Aim >>
Where the word "kind" occurs in a line, return that line.

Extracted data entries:
## Start

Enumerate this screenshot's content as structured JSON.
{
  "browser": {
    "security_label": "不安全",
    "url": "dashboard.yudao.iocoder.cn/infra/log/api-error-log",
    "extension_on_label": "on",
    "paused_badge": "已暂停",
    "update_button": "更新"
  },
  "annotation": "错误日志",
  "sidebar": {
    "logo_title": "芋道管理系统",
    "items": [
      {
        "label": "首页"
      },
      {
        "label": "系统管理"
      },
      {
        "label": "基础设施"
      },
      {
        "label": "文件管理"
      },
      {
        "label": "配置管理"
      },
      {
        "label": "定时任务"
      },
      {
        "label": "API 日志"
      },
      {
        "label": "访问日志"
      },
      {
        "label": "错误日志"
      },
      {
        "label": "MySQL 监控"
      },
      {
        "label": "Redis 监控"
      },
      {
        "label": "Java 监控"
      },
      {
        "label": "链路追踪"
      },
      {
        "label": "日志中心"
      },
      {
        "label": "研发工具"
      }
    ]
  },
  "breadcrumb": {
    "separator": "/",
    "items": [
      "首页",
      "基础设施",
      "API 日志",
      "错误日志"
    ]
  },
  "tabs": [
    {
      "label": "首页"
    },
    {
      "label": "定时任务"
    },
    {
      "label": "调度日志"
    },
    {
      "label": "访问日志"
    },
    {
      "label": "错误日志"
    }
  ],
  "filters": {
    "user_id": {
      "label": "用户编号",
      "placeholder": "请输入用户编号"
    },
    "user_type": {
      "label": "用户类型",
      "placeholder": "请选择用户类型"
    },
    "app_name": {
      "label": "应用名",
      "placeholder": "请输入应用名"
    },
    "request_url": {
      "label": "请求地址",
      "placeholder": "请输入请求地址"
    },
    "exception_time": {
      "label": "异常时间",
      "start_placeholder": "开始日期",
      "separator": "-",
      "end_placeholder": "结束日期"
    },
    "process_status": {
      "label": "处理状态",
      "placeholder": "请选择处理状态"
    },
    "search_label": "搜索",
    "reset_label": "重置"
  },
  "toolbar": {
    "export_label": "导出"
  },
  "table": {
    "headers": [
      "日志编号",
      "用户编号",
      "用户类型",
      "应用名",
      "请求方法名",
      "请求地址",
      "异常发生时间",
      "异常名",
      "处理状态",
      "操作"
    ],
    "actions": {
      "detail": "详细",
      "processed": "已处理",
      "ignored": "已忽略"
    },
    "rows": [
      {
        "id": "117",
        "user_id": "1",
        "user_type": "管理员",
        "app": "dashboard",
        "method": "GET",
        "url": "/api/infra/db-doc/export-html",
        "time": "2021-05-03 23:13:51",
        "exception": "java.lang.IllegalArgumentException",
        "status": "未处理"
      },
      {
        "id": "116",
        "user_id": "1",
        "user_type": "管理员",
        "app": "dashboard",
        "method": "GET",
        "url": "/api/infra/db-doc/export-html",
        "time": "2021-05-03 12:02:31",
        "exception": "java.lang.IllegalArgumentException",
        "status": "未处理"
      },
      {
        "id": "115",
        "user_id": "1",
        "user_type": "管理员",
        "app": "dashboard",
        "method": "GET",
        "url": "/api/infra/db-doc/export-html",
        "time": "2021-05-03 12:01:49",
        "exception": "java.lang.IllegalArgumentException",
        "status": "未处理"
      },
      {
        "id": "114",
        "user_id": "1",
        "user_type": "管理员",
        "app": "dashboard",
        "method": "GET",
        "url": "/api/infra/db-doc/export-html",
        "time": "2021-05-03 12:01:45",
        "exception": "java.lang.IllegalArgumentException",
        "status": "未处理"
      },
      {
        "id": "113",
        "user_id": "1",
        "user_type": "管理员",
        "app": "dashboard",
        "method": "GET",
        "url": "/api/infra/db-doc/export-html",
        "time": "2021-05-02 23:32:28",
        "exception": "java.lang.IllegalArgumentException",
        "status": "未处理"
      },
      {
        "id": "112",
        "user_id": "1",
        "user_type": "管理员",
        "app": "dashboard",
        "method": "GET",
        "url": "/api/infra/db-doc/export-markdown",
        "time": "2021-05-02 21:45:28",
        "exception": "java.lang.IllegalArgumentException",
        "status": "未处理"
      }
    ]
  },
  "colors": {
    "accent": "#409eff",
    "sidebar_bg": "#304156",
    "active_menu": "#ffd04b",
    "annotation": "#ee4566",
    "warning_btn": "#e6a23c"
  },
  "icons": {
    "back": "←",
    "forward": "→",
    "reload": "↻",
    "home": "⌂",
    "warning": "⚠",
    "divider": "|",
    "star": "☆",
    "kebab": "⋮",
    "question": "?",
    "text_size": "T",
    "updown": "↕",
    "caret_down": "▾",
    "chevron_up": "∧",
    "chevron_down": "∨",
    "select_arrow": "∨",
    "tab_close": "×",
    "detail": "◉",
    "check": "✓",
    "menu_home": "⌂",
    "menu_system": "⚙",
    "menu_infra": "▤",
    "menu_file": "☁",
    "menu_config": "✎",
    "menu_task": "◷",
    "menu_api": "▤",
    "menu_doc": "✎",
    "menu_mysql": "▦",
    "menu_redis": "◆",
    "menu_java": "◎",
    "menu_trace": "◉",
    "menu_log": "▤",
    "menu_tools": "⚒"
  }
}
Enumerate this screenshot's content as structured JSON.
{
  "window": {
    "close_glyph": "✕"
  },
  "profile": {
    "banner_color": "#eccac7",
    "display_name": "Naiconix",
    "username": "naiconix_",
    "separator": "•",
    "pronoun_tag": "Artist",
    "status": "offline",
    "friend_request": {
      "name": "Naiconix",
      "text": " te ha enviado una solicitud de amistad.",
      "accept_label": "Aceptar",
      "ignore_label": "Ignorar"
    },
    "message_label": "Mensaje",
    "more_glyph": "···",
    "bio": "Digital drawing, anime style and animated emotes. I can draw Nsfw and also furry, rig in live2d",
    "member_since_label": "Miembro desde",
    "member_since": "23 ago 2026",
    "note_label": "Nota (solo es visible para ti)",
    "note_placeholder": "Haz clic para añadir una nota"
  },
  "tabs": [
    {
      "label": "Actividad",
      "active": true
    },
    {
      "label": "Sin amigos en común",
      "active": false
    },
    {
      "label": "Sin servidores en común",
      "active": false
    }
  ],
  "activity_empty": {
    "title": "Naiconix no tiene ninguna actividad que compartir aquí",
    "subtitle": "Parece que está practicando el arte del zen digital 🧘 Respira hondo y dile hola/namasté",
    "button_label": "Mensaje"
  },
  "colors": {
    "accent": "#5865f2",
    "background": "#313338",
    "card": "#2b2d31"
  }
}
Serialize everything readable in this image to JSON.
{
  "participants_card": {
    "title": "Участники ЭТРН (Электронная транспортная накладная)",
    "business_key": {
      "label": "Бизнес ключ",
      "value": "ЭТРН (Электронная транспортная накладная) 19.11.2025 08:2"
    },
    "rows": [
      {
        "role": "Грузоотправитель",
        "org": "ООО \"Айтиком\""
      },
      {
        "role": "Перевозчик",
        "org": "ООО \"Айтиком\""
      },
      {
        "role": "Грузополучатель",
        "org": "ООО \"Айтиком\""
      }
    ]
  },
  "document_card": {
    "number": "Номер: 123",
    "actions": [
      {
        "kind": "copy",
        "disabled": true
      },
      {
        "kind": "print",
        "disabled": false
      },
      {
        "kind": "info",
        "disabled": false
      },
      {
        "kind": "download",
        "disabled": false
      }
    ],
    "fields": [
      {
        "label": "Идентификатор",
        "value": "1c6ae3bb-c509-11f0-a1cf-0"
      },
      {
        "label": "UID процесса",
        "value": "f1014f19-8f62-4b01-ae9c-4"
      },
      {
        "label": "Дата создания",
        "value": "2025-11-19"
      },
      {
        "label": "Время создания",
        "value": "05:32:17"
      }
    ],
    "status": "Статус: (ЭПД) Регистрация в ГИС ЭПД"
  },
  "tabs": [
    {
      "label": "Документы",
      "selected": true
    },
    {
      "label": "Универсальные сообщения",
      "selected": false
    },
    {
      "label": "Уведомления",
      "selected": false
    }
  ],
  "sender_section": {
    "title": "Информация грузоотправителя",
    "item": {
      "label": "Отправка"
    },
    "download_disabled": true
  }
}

## End

Completed task >>
        "kind": "copy",
        "kind": "print",
        "kind": "info",
        "kind": "download",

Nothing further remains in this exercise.